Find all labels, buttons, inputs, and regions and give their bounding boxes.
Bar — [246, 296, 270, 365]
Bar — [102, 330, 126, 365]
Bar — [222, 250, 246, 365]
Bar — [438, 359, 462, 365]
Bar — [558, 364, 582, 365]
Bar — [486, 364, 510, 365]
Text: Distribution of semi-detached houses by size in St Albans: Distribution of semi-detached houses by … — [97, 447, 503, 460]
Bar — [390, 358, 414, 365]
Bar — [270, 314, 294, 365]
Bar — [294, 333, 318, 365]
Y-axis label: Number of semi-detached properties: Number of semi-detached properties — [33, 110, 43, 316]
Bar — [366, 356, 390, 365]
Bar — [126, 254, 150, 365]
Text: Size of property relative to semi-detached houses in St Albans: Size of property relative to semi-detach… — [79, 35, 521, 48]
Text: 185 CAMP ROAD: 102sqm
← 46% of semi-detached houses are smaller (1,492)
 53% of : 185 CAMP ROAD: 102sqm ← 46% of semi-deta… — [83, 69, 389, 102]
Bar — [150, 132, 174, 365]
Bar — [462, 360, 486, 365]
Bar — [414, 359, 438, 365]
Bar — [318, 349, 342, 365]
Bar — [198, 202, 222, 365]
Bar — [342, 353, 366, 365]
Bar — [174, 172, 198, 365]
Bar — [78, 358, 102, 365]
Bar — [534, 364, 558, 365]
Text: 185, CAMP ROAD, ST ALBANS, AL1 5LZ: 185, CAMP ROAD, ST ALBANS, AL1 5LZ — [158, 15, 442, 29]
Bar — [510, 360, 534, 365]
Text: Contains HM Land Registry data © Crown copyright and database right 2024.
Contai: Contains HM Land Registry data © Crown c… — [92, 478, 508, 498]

--- Work to be completed ---
Reproduce the entire listing above line for line, without changing any character.

--- Completed exercise ---
Find all labels, buttons, inputs, and regions and give their bounding boxes.
Bar — [246, 296, 270, 365]
Bar — [102, 330, 126, 365]
Bar — [222, 250, 246, 365]
Bar — [438, 359, 462, 365]
Bar — [558, 364, 582, 365]
Bar — [486, 364, 510, 365]
Text: Distribution of semi-detached houses by size in St Albans: Distribution of semi-detached houses by … — [97, 447, 503, 460]
Bar — [390, 358, 414, 365]
Bar — [270, 314, 294, 365]
Bar — [294, 333, 318, 365]
Y-axis label: Number of semi-detached properties: Number of semi-detached properties — [33, 110, 43, 316]
Bar — [366, 356, 390, 365]
Bar — [126, 254, 150, 365]
Text: Size of property relative to semi-detached houses in St Albans: Size of property relative to semi-detach… — [79, 35, 521, 48]
Text: 185 CAMP ROAD: 102sqm
← 46% of semi-detached houses are smaller (1,492)
 53% of : 185 CAMP ROAD: 102sqm ← 46% of semi-deta… — [83, 69, 389, 102]
Bar — [150, 132, 174, 365]
Bar — [462, 360, 486, 365]
Bar — [414, 359, 438, 365]
Bar — [318, 349, 342, 365]
Bar — [198, 202, 222, 365]
Bar — [342, 353, 366, 365]
Bar — [174, 172, 198, 365]
Bar — [78, 358, 102, 365]
Bar — [534, 364, 558, 365]
Text: 185, CAMP ROAD, ST ALBANS, AL1 5LZ: 185, CAMP ROAD, ST ALBANS, AL1 5LZ — [158, 15, 442, 29]
Bar — [510, 360, 534, 365]
Text: Contains HM Land Registry data © Crown copyright and database right 2024.
Contai: Contains HM Land Registry data © Crown c… — [92, 478, 508, 498]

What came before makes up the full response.